» **Information given**:
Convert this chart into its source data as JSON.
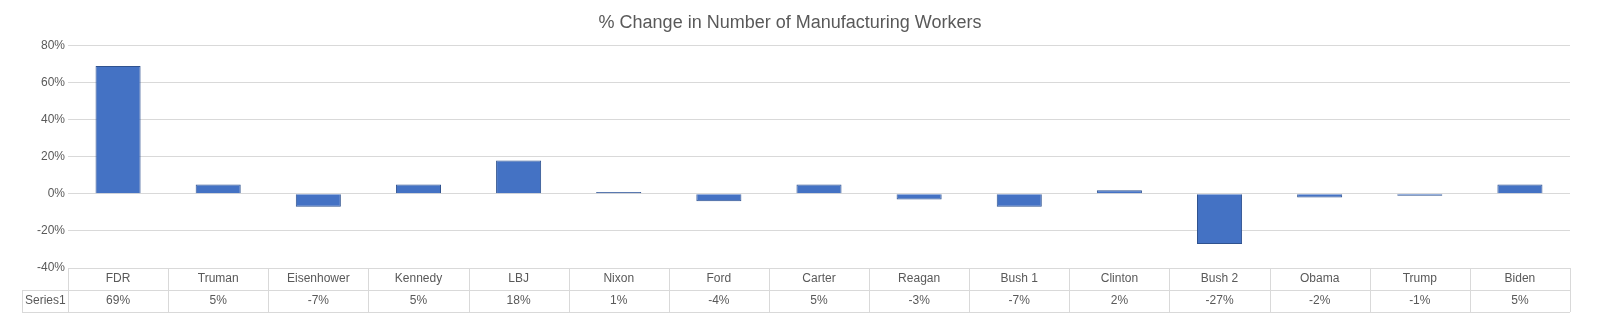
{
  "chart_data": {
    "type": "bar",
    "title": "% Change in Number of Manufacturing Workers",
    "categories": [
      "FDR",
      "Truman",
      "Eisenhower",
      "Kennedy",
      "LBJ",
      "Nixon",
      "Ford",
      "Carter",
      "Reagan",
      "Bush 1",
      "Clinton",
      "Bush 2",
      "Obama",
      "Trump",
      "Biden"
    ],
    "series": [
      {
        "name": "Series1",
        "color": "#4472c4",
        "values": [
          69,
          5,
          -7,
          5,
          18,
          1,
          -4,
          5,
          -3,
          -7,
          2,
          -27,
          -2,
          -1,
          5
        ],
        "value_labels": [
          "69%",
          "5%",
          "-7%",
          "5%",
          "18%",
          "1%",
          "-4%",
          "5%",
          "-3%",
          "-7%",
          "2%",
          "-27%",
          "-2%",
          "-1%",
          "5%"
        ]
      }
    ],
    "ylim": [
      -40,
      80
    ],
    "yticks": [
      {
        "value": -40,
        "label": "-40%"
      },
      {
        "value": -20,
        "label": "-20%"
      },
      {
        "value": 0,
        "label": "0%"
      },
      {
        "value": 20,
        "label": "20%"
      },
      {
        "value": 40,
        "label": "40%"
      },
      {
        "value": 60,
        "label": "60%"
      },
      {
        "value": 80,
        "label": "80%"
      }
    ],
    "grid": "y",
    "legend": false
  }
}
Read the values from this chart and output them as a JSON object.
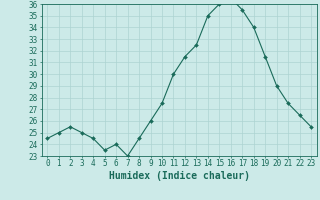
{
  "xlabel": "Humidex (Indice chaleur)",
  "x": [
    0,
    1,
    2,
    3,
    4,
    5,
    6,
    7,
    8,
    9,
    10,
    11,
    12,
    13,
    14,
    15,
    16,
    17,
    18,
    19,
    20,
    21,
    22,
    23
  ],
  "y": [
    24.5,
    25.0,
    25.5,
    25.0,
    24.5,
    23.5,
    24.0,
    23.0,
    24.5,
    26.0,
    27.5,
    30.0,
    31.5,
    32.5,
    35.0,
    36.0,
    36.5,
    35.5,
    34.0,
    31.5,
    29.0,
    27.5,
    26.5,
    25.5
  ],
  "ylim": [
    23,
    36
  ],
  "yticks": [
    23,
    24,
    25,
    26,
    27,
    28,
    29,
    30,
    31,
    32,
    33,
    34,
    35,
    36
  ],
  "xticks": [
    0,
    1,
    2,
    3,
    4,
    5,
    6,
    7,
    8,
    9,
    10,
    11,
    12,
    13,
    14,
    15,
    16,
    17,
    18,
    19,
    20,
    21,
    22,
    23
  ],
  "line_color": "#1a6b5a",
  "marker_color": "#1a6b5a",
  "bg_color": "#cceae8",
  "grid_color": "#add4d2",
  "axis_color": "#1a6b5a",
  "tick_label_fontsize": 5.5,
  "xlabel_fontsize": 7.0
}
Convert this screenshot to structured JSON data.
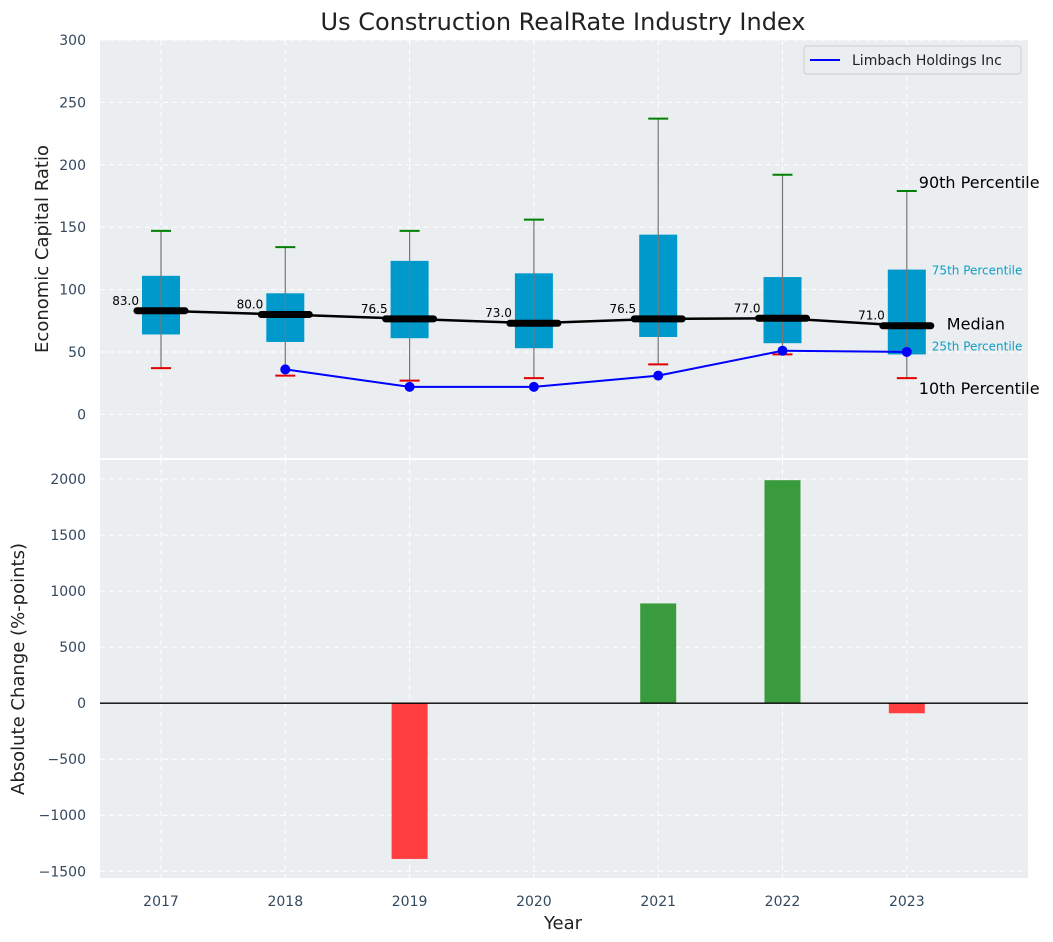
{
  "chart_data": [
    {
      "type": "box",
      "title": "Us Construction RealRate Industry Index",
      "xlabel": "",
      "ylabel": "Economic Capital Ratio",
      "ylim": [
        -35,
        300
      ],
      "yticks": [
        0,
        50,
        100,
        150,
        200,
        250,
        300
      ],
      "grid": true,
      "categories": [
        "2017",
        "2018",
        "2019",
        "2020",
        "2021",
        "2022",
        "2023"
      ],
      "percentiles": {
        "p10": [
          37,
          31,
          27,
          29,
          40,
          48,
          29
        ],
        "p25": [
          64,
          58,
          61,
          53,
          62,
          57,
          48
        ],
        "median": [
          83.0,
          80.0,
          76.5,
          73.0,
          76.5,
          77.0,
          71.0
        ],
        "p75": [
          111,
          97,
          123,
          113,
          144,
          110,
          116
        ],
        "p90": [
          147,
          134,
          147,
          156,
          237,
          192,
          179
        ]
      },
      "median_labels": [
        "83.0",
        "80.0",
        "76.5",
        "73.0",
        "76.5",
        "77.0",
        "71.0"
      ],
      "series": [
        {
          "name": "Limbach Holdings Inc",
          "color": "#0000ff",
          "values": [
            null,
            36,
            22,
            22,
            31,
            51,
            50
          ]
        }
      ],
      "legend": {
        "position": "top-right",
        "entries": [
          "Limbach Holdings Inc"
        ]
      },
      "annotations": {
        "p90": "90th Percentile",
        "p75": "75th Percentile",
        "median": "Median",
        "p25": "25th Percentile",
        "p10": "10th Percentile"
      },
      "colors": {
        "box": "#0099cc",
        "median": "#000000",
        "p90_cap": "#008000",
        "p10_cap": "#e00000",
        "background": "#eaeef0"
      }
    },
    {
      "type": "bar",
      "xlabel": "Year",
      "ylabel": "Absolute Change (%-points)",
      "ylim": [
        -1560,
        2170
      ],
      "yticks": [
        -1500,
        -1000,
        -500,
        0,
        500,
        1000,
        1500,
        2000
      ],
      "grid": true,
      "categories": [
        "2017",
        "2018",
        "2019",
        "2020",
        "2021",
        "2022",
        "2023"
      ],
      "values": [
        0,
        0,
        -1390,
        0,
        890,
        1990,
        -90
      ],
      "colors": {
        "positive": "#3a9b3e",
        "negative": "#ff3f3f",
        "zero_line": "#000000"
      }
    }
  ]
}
--
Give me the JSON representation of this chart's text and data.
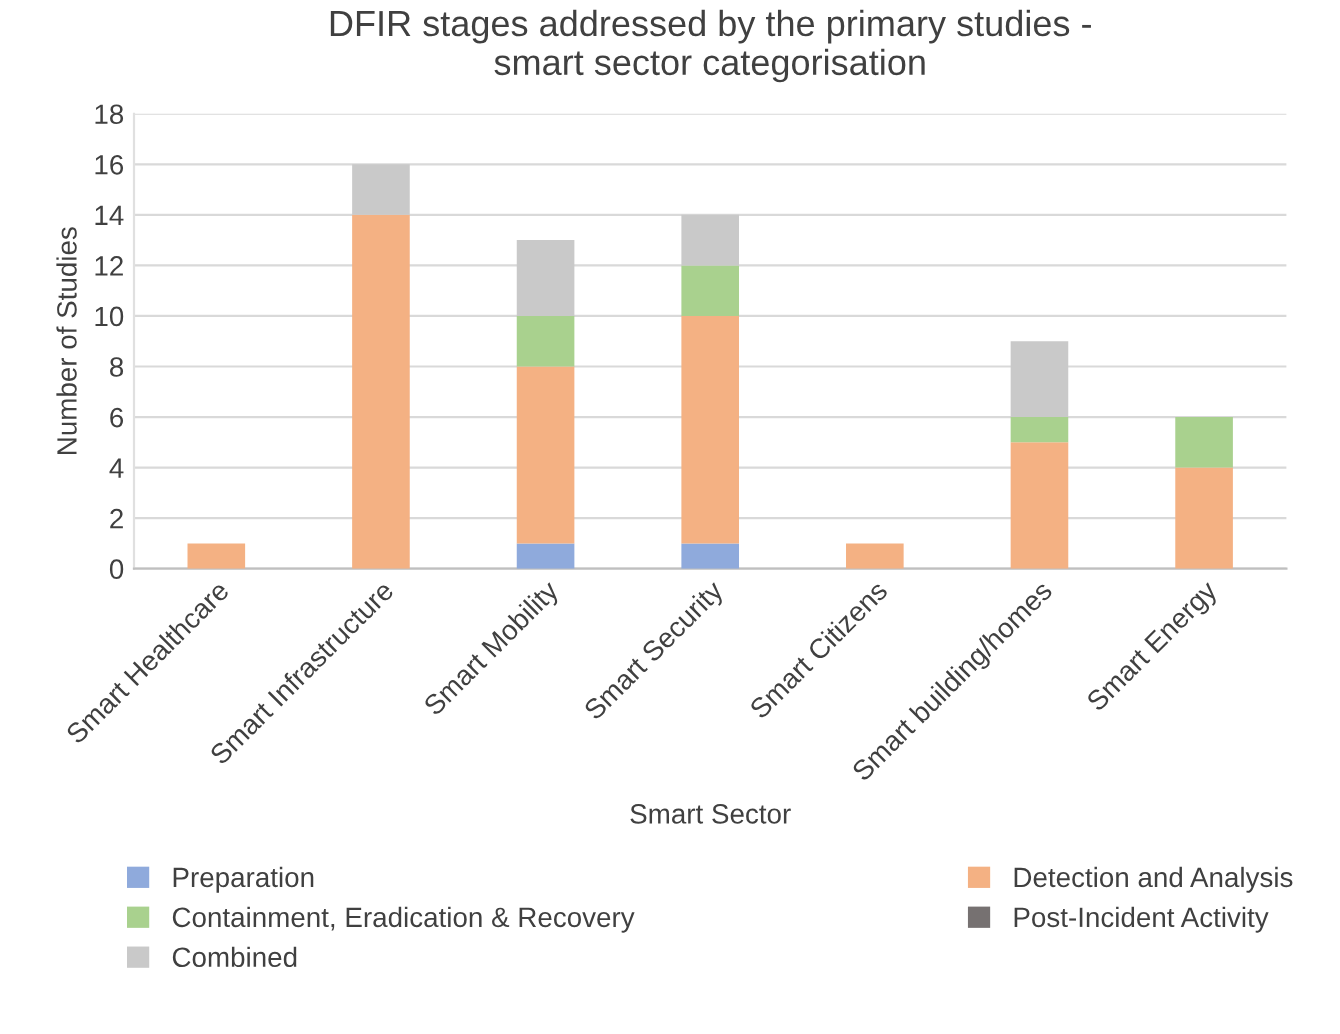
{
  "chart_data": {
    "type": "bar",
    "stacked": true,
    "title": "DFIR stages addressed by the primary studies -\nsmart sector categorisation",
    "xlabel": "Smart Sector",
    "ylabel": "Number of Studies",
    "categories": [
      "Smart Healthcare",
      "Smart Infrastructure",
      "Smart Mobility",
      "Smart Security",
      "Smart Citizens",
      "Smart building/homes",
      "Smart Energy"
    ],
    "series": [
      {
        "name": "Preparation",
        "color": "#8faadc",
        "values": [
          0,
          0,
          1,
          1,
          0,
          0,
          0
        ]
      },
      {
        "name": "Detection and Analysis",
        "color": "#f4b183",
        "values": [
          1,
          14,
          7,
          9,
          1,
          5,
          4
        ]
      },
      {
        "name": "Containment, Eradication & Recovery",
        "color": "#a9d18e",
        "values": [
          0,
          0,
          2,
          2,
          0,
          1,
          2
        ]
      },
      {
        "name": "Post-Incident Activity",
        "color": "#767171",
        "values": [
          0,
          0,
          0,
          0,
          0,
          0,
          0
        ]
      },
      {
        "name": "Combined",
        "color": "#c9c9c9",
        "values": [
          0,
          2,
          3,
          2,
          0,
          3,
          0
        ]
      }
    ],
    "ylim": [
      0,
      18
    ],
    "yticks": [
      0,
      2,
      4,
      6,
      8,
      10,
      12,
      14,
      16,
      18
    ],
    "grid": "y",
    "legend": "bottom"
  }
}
* * *
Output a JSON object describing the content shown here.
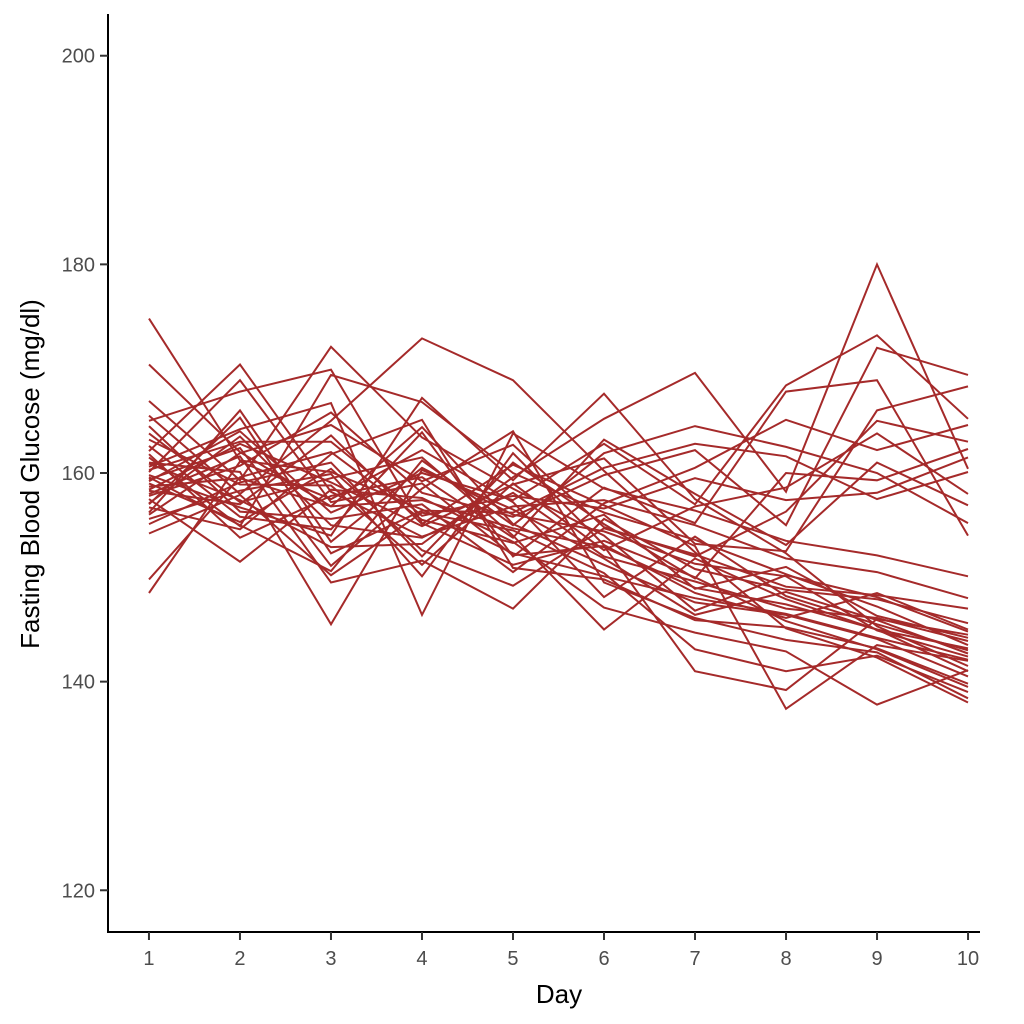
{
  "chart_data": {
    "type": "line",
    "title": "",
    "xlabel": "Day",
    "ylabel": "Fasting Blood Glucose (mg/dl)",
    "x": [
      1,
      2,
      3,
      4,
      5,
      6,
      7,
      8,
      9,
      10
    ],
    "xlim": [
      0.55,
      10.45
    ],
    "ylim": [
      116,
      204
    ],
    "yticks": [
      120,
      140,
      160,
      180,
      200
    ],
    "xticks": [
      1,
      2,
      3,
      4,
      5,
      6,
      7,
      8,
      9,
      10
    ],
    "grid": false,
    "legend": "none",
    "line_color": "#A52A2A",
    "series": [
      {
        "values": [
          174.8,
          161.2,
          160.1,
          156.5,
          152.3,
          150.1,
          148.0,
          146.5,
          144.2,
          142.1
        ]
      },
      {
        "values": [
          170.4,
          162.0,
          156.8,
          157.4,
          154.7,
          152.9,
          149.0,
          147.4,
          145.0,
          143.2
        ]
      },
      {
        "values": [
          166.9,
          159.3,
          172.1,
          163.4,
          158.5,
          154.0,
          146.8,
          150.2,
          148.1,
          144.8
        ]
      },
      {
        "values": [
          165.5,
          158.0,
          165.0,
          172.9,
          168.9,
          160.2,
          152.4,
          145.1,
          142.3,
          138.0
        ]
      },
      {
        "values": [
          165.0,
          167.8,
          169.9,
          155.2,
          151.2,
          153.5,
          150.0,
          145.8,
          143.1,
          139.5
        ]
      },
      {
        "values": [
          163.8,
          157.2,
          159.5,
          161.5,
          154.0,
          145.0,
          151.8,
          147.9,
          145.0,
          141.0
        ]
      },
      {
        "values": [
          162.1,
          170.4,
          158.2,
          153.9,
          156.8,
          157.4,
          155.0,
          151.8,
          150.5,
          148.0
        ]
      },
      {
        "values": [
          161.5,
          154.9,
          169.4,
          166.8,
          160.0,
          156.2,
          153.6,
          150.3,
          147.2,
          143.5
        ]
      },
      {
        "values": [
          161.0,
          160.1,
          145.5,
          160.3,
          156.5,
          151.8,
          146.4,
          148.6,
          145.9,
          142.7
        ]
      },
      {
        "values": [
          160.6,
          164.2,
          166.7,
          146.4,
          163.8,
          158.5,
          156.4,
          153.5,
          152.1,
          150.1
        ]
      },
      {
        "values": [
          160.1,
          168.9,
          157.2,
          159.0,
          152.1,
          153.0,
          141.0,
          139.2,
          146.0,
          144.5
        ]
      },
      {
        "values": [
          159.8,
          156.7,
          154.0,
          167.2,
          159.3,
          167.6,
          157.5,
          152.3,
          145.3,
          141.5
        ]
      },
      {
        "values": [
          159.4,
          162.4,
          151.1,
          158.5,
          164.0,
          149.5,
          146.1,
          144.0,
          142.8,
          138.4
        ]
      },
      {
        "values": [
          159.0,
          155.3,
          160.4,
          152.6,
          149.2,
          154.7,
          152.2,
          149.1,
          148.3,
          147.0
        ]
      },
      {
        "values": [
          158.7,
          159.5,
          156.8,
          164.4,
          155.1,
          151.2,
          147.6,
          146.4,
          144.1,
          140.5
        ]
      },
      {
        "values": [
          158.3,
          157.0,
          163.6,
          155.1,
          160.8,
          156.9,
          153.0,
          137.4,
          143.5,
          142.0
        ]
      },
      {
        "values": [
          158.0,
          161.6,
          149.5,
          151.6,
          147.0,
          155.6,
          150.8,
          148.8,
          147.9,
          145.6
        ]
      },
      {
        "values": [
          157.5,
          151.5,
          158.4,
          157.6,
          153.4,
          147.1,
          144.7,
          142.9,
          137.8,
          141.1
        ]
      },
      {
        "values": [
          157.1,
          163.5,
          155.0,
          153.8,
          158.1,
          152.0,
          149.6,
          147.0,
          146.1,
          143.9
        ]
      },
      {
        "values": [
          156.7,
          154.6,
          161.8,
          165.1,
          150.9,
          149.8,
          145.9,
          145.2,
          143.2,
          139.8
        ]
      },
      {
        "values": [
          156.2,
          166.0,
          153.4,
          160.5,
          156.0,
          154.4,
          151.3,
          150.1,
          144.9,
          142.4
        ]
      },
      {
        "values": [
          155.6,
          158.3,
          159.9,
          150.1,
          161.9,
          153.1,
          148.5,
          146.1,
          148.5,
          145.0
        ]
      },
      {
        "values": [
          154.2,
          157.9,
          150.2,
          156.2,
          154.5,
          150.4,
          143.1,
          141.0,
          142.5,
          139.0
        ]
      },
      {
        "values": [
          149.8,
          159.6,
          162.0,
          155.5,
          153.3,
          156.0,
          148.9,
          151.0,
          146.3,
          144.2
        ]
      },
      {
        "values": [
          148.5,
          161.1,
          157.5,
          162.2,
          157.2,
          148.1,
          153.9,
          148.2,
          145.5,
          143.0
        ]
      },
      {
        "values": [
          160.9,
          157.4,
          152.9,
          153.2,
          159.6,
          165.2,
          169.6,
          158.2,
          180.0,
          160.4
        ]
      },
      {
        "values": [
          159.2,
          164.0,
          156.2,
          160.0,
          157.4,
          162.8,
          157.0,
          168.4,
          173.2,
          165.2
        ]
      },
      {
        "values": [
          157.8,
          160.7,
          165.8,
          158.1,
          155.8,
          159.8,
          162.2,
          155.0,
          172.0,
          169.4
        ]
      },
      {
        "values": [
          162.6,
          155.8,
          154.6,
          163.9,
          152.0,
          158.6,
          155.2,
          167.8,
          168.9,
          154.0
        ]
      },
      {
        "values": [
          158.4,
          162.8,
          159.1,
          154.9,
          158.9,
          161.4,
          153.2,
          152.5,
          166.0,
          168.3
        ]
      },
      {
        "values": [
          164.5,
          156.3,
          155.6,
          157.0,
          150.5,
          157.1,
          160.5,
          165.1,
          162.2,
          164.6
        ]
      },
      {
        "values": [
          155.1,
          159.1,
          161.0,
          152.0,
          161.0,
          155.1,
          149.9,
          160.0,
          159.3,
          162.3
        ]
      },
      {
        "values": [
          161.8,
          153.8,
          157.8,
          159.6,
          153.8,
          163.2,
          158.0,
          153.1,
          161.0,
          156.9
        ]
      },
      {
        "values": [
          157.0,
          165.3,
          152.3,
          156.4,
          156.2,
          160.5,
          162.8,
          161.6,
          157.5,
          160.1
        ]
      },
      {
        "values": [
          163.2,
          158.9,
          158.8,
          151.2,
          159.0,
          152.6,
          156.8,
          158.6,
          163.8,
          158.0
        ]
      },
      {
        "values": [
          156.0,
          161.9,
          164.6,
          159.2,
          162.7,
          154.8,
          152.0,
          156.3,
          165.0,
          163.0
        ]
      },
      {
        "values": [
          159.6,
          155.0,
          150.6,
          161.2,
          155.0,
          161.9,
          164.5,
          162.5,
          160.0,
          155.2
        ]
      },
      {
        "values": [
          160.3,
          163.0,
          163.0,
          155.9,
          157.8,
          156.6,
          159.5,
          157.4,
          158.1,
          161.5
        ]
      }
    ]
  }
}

» **Goal**:
Copy down every line of the entries containing the word "title".

» **In response**:
    "title": "% Change in Number of Manufacturing Workers",
      "title": "Us Construction RealRate Industry Index",
    "title": "DFIR stages addressed by the primary studies -\nsmart sector categorisation",
    "title": "",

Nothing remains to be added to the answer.